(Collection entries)
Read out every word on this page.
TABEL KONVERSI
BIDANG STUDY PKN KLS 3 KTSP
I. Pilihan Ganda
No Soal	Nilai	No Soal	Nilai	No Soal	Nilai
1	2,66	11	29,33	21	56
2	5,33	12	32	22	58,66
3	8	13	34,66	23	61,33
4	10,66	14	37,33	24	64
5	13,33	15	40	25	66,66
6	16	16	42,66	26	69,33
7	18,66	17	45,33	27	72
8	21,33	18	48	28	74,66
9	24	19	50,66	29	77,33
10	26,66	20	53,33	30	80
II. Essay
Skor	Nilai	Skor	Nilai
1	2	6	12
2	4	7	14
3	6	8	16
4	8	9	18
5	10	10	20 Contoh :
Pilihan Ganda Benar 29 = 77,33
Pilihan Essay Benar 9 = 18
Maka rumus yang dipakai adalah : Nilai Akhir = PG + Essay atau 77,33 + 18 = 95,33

--

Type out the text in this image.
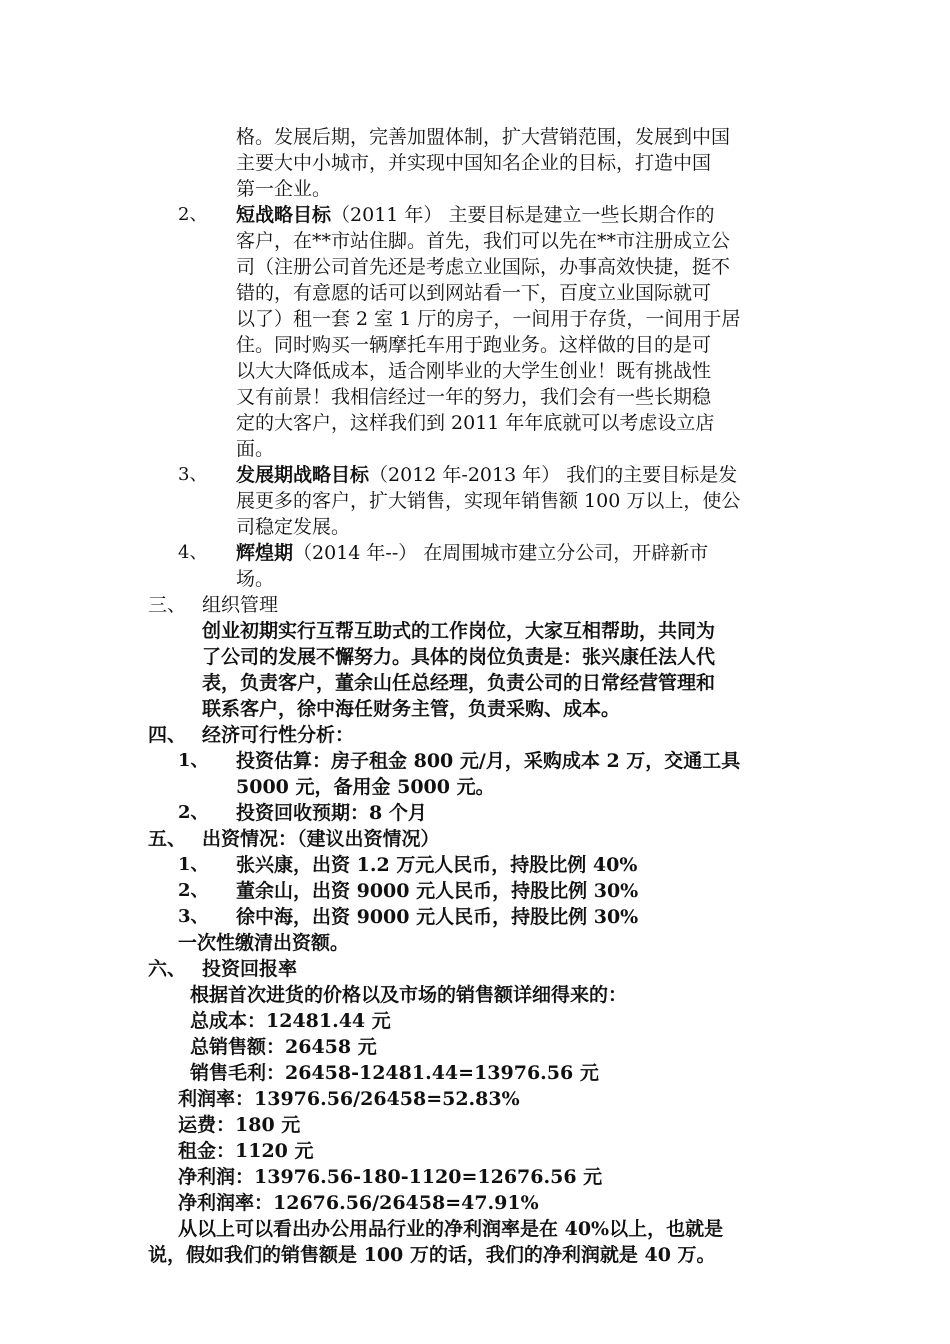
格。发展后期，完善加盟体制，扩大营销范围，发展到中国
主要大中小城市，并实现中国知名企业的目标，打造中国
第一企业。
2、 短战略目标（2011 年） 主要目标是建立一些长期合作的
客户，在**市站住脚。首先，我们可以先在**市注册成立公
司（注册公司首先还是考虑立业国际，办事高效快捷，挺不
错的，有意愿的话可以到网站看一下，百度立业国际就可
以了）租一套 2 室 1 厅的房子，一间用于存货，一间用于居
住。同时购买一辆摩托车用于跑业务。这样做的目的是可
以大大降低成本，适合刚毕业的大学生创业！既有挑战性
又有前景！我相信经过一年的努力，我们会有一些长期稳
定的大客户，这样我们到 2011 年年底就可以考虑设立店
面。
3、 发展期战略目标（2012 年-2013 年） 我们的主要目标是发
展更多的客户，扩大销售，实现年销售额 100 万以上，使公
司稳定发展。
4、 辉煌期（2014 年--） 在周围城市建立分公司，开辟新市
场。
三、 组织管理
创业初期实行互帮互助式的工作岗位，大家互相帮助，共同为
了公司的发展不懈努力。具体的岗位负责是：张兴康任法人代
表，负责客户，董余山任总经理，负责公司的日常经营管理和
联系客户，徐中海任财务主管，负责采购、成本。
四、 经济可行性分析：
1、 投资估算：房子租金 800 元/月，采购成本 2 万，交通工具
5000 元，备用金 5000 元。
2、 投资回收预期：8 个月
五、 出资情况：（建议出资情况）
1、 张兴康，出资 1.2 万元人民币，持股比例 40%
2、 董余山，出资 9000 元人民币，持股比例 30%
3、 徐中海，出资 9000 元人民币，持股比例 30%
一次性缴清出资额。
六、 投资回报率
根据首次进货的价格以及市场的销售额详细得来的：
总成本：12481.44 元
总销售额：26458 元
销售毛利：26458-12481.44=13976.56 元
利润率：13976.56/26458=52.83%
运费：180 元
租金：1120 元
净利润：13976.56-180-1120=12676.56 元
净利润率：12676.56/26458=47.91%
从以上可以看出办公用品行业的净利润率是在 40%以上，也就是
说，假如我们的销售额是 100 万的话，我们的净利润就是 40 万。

Stated problem: Pull out all lines from the listing that contain the string "持股比例".

Answer to this task:
1、 张兴康，出资 1.2 万元人民币，持股比例 40%
2、 董余山，出资 9000 元人民币，持股比例 30%
3、 徐中海，出资 9000 元人民币，持股比例 30%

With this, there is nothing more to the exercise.